Task description ▸ Which lines hold the word "conversion"? Copy each of them.

── Record extracts

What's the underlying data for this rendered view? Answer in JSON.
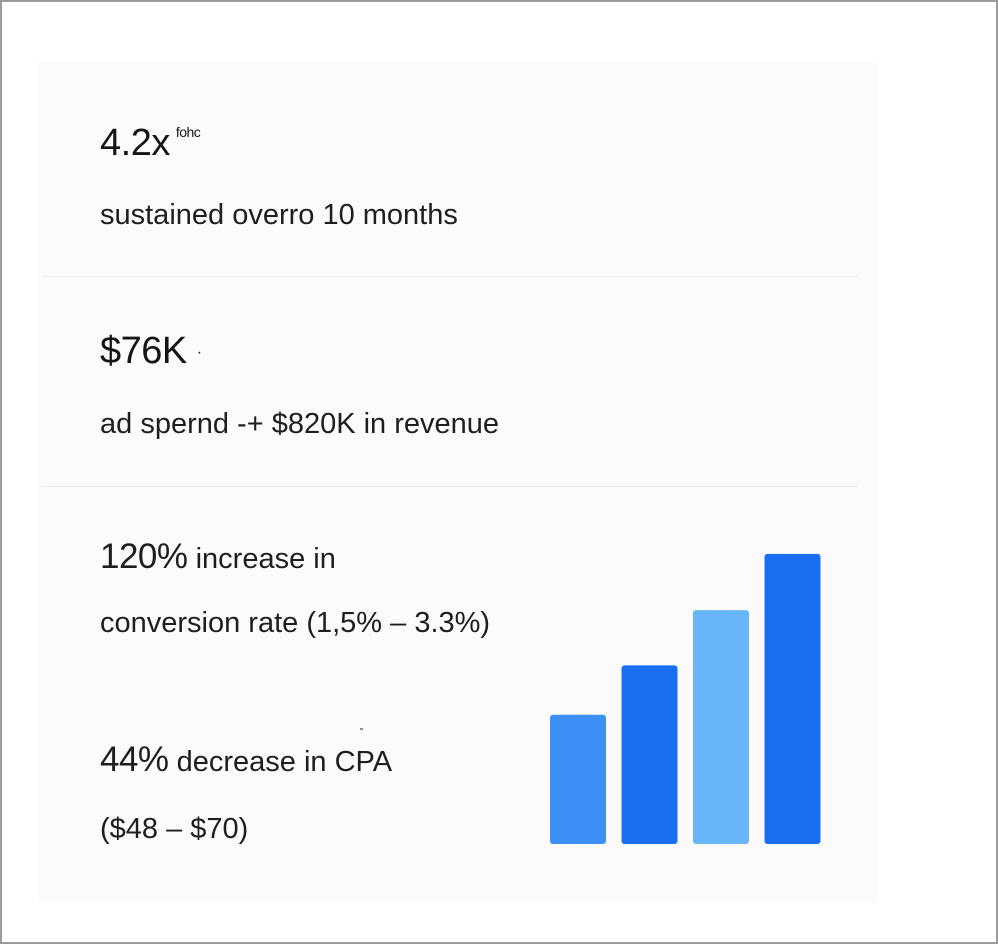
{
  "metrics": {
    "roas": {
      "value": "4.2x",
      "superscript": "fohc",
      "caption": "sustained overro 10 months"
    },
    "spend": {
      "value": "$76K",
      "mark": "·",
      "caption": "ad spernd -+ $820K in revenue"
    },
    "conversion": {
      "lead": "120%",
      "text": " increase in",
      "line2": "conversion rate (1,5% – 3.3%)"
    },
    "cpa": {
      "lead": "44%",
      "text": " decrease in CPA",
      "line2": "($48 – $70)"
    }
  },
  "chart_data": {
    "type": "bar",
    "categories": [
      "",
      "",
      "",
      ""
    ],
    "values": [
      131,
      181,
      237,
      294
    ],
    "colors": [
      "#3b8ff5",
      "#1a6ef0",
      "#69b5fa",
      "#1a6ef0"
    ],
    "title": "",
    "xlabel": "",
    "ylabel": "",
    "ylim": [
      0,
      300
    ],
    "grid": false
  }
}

────

Answer below ▸
    "conversion": {
      "line2": "conversion rate (1,5% – 3.3%)"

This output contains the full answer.